▽

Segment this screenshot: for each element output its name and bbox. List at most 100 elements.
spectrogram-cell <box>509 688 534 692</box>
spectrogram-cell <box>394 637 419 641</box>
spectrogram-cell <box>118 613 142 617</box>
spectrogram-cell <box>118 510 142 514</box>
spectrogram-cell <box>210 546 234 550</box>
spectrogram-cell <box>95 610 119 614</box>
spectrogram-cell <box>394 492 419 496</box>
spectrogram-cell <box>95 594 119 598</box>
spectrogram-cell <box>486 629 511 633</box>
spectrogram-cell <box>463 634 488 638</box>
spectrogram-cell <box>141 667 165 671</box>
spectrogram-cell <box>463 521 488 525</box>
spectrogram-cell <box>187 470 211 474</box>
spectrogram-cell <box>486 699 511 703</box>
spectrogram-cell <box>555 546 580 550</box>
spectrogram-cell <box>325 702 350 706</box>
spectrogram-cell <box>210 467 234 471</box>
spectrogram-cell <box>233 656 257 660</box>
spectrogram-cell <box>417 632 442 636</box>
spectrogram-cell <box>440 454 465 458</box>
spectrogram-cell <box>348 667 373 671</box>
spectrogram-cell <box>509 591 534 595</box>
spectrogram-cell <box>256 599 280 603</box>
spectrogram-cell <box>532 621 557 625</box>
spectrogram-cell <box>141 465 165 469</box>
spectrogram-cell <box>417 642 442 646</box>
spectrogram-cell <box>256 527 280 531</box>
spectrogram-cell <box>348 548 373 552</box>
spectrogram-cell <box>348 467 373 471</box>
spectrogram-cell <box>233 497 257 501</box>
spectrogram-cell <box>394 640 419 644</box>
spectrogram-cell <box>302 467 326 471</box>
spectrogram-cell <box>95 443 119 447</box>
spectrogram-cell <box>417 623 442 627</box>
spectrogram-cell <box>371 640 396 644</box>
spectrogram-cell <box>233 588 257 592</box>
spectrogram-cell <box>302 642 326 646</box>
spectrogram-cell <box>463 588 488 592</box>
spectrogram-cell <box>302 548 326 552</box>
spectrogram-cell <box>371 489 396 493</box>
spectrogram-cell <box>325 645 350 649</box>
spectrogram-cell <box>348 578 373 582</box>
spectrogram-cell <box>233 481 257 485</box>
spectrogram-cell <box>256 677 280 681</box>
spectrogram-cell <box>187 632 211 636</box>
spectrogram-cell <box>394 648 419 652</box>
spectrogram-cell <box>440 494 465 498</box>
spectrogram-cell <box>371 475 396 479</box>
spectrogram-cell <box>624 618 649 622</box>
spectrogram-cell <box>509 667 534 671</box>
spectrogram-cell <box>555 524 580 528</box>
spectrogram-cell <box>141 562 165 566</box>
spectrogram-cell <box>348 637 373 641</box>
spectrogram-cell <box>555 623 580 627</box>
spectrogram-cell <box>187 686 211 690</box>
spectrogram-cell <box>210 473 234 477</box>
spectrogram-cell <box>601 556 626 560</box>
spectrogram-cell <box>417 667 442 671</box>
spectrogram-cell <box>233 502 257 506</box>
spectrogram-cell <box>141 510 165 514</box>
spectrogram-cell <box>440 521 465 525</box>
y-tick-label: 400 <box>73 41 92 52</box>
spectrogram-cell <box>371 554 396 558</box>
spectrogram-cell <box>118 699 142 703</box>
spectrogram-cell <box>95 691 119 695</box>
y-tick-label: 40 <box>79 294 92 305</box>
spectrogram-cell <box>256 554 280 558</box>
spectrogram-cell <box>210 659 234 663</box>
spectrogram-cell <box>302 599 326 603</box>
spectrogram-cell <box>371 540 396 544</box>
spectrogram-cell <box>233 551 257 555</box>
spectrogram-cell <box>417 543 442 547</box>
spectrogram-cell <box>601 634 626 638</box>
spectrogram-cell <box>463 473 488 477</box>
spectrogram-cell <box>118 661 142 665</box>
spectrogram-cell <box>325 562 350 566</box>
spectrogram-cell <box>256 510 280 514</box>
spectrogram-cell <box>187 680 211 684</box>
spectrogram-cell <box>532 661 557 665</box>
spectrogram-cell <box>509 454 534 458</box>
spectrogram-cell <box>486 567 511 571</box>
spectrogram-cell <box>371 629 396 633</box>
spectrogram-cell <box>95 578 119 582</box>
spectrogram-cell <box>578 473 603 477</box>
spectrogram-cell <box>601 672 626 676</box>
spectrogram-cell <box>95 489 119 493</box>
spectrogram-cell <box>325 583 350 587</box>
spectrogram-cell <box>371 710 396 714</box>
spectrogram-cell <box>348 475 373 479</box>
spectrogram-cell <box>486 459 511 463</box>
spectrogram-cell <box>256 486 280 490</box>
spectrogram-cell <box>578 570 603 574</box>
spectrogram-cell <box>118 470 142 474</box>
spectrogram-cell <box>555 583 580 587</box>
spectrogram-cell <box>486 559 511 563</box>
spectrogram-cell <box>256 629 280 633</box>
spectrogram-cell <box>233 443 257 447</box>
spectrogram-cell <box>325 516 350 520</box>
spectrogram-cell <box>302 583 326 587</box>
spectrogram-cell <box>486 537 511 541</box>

△

Print the whole listing above again, line for line, without changing anything.

OUTPUT OF THE TASK:
Segment this screenshot: for each element output its name and bbox. List at most 100 elements.
spectrogram-cell <box>509 688 534 692</box>
spectrogram-cell <box>394 637 419 641</box>
spectrogram-cell <box>118 613 142 617</box>
spectrogram-cell <box>118 510 142 514</box>
spectrogram-cell <box>210 546 234 550</box>
spectrogram-cell <box>95 610 119 614</box>
spectrogram-cell <box>394 492 419 496</box>
spectrogram-cell <box>95 594 119 598</box>
spectrogram-cell <box>486 629 511 633</box>
spectrogram-cell <box>463 634 488 638</box>
spectrogram-cell <box>141 667 165 671</box>
spectrogram-cell <box>463 521 488 525</box>
spectrogram-cell <box>187 470 211 474</box>
spectrogram-cell <box>486 699 511 703</box>
spectrogram-cell <box>555 546 580 550</box>
spectrogram-cell <box>325 702 350 706</box>
spectrogram-cell <box>210 467 234 471</box>
spectrogram-cell <box>233 656 257 660</box>
spectrogram-cell <box>417 632 442 636</box>
spectrogram-cell <box>440 454 465 458</box>
spectrogram-cell <box>348 667 373 671</box>
spectrogram-cell <box>509 591 534 595</box>
spectrogram-cell <box>256 599 280 603</box>
spectrogram-cell <box>532 621 557 625</box>
spectrogram-cell <box>141 465 165 469</box>
spectrogram-cell <box>417 642 442 646</box>
spectrogram-cell <box>256 527 280 531</box>
spectrogram-cell <box>348 548 373 552</box>
spectrogram-cell <box>348 467 373 471</box>
spectrogram-cell <box>233 497 257 501</box>
spectrogram-cell <box>394 640 419 644</box>
spectrogram-cell <box>302 467 326 471</box>
spectrogram-cell <box>95 443 119 447</box>
spectrogram-cell <box>417 623 442 627</box>
spectrogram-cell <box>371 640 396 644</box>
spectrogram-cell <box>233 588 257 592</box>
spectrogram-cell <box>302 642 326 646</box>
spectrogram-cell <box>463 588 488 592</box>
spectrogram-cell <box>302 548 326 552</box>
spectrogram-cell <box>371 489 396 493</box>
spectrogram-cell <box>325 645 350 649</box>
spectrogram-cell <box>348 578 373 582</box>
spectrogram-cell <box>233 481 257 485</box>
spectrogram-cell <box>256 677 280 681</box>
spectrogram-cell <box>187 632 211 636</box>
spectrogram-cell <box>394 648 419 652</box>
spectrogram-cell <box>440 494 465 498</box>
spectrogram-cell <box>371 475 396 479</box>
spectrogram-cell <box>624 618 649 622</box>
spectrogram-cell <box>509 667 534 671</box>
spectrogram-cell <box>555 524 580 528</box>
spectrogram-cell <box>141 562 165 566</box>
spectrogram-cell <box>348 637 373 641</box>
spectrogram-cell <box>555 623 580 627</box>
spectrogram-cell <box>187 686 211 690</box>
spectrogram-cell <box>210 473 234 477</box>
spectrogram-cell <box>601 556 626 560</box>
spectrogram-cell <box>417 667 442 671</box>
spectrogram-cell <box>233 502 257 506</box>
spectrogram-cell <box>141 510 165 514</box>
spectrogram-cell <box>440 521 465 525</box>
y-tick-label: 400 <box>73 41 92 52</box>
spectrogram-cell <box>371 554 396 558</box>
spectrogram-cell <box>118 699 142 703</box>
spectrogram-cell <box>95 691 119 695</box>
y-tick-label: 40 <box>79 294 92 305</box>
spectrogram-cell <box>256 554 280 558</box>
spectrogram-cell <box>210 659 234 663</box>
spectrogram-cell <box>302 599 326 603</box>
spectrogram-cell <box>371 540 396 544</box>
spectrogram-cell <box>233 551 257 555</box>
spectrogram-cell <box>417 543 442 547</box>
spectrogram-cell <box>601 634 626 638</box>
spectrogram-cell <box>463 473 488 477</box>
spectrogram-cell <box>118 661 142 665</box>
spectrogram-cell <box>325 562 350 566</box>
spectrogram-cell <box>256 510 280 514</box>
spectrogram-cell <box>187 680 211 684</box>
spectrogram-cell <box>532 661 557 665</box>
spectrogram-cell <box>509 454 534 458</box>
spectrogram-cell <box>486 567 511 571</box>
spectrogram-cell <box>371 629 396 633</box>
spectrogram-cell <box>95 578 119 582</box>
spectrogram-cell <box>578 473 603 477</box>
spectrogram-cell <box>601 672 626 676</box>
spectrogram-cell <box>95 489 119 493</box>
spectrogram-cell <box>325 583 350 587</box>
spectrogram-cell <box>371 710 396 714</box>
spectrogram-cell <box>348 475 373 479</box>
spectrogram-cell <box>486 459 511 463</box>
spectrogram-cell <box>256 486 280 490</box>
spectrogram-cell <box>578 570 603 574</box>
spectrogram-cell <box>118 470 142 474</box>
spectrogram-cell <box>555 583 580 587</box>
spectrogram-cell <box>486 559 511 563</box>
spectrogram-cell <box>256 629 280 633</box>
spectrogram-cell <box>233 443 257 447</box>
spectrogram-cell <box>325 516 350 520</box>
spectrogram-cell <box>302 583 326 587</box>
spectrogram-cell <box>486 537 511 541</box>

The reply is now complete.